● Work to complete
The line containing "Serialize everything readable" marks the start; return it and every line after it in the listing below, exactly, through the last.

● Excerpted records
[start]
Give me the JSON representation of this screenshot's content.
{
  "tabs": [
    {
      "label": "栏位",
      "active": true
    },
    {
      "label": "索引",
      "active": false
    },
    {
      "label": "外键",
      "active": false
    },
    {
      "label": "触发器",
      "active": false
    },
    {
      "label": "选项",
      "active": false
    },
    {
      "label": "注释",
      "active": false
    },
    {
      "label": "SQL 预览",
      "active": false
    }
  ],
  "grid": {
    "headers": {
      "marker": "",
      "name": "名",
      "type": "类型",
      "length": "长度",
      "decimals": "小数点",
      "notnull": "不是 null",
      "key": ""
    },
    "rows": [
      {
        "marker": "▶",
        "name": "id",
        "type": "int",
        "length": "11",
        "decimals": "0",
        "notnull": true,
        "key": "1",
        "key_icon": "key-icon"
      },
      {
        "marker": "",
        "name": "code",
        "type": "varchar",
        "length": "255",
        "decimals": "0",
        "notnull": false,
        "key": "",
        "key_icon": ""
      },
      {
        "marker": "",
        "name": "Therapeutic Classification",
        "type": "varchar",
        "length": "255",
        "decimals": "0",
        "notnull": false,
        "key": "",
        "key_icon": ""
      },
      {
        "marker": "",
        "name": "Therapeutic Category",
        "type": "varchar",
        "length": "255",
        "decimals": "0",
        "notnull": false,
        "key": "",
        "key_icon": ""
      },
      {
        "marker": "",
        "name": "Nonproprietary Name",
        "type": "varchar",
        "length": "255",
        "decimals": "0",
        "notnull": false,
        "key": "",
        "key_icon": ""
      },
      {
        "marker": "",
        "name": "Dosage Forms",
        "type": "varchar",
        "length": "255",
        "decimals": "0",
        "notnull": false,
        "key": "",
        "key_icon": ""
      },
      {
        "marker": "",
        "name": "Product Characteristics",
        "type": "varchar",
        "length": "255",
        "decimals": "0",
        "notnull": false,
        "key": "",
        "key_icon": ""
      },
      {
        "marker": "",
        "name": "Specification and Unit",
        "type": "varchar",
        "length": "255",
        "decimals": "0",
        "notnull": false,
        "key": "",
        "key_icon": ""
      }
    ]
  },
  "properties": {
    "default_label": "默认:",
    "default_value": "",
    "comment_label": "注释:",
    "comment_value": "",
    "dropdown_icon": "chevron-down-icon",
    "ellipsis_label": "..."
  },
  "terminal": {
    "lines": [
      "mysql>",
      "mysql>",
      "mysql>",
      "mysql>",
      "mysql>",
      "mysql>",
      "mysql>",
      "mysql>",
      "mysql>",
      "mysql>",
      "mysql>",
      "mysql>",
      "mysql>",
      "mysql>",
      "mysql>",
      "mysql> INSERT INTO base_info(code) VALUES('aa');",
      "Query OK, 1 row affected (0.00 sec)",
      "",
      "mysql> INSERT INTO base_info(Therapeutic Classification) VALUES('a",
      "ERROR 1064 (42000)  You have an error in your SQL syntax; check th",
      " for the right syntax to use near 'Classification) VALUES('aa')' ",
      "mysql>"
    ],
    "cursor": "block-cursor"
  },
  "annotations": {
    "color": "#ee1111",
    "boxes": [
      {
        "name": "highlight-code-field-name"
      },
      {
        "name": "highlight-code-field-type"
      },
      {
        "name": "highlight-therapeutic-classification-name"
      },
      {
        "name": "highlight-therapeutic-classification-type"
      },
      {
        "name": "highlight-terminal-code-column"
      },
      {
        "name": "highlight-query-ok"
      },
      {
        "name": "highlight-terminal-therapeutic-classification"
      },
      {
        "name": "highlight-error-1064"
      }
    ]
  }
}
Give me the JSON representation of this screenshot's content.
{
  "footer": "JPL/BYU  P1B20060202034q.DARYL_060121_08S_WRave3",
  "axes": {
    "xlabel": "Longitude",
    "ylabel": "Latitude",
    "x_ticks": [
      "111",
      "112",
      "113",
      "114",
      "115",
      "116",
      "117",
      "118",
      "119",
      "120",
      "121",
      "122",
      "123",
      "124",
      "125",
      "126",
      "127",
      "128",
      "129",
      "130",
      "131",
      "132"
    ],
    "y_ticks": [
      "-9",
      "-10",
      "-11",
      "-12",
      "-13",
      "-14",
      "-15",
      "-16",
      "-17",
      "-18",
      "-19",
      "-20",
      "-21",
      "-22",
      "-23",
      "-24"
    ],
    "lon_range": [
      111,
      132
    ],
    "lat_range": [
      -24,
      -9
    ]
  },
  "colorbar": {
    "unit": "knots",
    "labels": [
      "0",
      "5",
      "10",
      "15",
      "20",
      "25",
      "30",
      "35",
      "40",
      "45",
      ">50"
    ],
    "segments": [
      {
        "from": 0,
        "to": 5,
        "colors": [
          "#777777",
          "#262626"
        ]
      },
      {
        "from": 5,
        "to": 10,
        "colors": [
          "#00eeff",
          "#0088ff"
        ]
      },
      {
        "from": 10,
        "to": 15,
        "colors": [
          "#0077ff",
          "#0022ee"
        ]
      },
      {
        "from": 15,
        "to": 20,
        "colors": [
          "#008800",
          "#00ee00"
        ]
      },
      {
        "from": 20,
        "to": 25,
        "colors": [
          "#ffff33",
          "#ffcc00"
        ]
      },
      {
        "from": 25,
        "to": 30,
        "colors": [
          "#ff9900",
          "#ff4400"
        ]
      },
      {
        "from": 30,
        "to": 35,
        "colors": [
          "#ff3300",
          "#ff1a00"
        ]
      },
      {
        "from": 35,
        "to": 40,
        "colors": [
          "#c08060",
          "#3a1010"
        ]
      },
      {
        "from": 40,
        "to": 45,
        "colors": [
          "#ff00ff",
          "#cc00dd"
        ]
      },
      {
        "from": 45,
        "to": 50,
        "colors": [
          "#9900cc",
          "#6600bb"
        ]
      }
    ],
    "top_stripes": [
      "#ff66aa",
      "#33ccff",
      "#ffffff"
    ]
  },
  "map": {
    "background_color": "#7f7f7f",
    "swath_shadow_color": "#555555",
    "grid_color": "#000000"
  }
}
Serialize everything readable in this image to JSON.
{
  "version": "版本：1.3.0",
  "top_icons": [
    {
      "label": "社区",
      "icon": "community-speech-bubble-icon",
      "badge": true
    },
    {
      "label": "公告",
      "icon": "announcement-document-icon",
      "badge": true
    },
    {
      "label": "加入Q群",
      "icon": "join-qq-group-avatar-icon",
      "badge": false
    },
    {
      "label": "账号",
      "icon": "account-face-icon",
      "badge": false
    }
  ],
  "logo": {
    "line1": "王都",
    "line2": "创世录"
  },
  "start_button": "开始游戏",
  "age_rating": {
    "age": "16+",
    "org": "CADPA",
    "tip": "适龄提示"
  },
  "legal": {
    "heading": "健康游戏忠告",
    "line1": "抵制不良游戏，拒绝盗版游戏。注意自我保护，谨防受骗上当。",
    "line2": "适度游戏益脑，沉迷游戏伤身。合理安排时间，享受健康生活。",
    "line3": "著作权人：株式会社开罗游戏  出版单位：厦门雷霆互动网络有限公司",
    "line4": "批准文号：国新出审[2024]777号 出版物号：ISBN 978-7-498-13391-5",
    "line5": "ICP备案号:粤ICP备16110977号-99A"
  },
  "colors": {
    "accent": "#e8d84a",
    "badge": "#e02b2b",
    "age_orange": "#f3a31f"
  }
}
[end]
● Response for this exercise
Serialize everything readable in this image to JSON.
{
  "version": "版本：1.3.0",
  "top_icons": [
    {
      "label": "社区",
      "icon": "community-speech-bubble-icon",
      "badge": true
    },
    {
      "label": "公告",
      "icon": "announcement-document-icon",
      "badge": true
    },
    {
      "label": "加入Q群",
      "icon": "join-qq-group-avatar-icon",
      "badge": false
    },
    {
      "label": "账号",
      "icon": "account-face-icon",
      "badge": false
    }
  ],
  "logo": {
    "line1": "王都",
    "line2": "创世录"
  },
  "start_button": "开始游戏",
  "age_rating": {
    "age": "16+",
    "org": "CADPA",
    "tip": "适龄提示"
  },
  "legal": {
    "heading": "健康游戏忠告",
    "line1": "抵制不良游戏，拒绝盗版游戏。注意自我保护，谨防受骗上当。",
    "line2": "适度游戏益脑，沉迷游戏伤身。合理安排时间，享受健康生活。",
    "line3": "著作权人：株式会社开罗游戏  出版单位：厦门雷霆互动网络有限公司",
    "line4": "批准文号：国新出审[2024]777号 出版物号：ISBN 978-7-498-13391-5",
    "line5": "ICP备案号:粤ICP备16110977号-99A"
  },
  "colors": {
    "accent": "#e8d84a",
    "badge": "#e02b2b",
    "age_orange": "#f3a31f"
  }
}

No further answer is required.